[Required task]:
Can you transcribe every record below exactly as it appears?

[Given records]:
● ● ● ● ●

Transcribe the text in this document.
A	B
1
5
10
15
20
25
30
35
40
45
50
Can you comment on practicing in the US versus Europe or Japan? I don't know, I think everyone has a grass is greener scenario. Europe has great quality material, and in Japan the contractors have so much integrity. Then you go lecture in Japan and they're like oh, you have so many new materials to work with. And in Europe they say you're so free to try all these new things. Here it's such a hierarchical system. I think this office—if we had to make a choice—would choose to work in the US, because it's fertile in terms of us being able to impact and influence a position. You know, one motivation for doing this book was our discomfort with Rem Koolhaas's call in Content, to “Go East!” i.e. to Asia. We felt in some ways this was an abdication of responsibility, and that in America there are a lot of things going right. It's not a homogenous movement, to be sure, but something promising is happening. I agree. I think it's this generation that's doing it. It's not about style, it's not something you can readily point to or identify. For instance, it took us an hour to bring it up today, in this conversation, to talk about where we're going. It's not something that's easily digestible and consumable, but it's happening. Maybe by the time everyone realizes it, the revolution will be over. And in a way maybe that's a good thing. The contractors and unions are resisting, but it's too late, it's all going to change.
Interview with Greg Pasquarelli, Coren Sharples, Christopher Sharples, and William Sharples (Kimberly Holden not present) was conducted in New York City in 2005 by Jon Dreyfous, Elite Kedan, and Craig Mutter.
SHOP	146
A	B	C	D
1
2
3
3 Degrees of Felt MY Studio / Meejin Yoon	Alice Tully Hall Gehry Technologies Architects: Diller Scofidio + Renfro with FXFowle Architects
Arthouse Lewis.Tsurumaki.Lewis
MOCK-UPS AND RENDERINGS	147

● ● ● ● ●

[Solution for this problem]:
Transcribe the text in this document.
A	B
1
5
10
15
20
25
30
35
40
45
50
Can you comment on practicing in the US versus Europe or Japan? I don't know, I think everyone has a grass is greener scenario. Europe has great quality material, and in Japan the contractors have so much integrity. Then you go lecture in Japan and they're like oh, you have so many new materials to work with. And in Europe they say you're so free to try all these new things. Here it's such a hierarchical system. I think this office—if we had to make a choice—would choose to work in the US, because it's fertile in terms of us being able to impact and influence a position. You know, one motivation for doing this book was our discomfort with Rem Koolhaas's call in Content, to “Go East!” i.e. to Asia. We felt in some ways this was an abdication of responsibility, and that in America there are a lot of things going right. It's not a homogenous movement, to be sure, but something promising is happening. I agree. I think it's this generation that's doing it. It's not about style, it's not something you can readily point to or identify. For instance, it took us an hour to bring it up today, in this conversation, to talk about where we're going. It's not something that's easily digestible and consumable, but it's happening. Maybe by the time everyone realizes it, the revolution will be over. And in a way maybe that's a good thing. The contractors and unions are resisting, but it's too late, it's all going to change.
Interview with Greg Pasquarelli, Coren Sharples, Christopher Sharples, and William Sharples (Kimberly Holden not present) was conducted in New York City in 2005 by Jon Dreyfous, Elite Kedan, and Craig Mutter.
SHOP	146
A	B	C	D
1
2
3
3 Degrees of Felt MY Studio / Meejin Yoon	Alice Tully Hall Gehry Technologies Architects: Diller Scofidio + Renfro with FXFowle Architects
Arthouse Lewis.Tsurumaki.Lewis
MOCK-UPS AND RENDERINGS	147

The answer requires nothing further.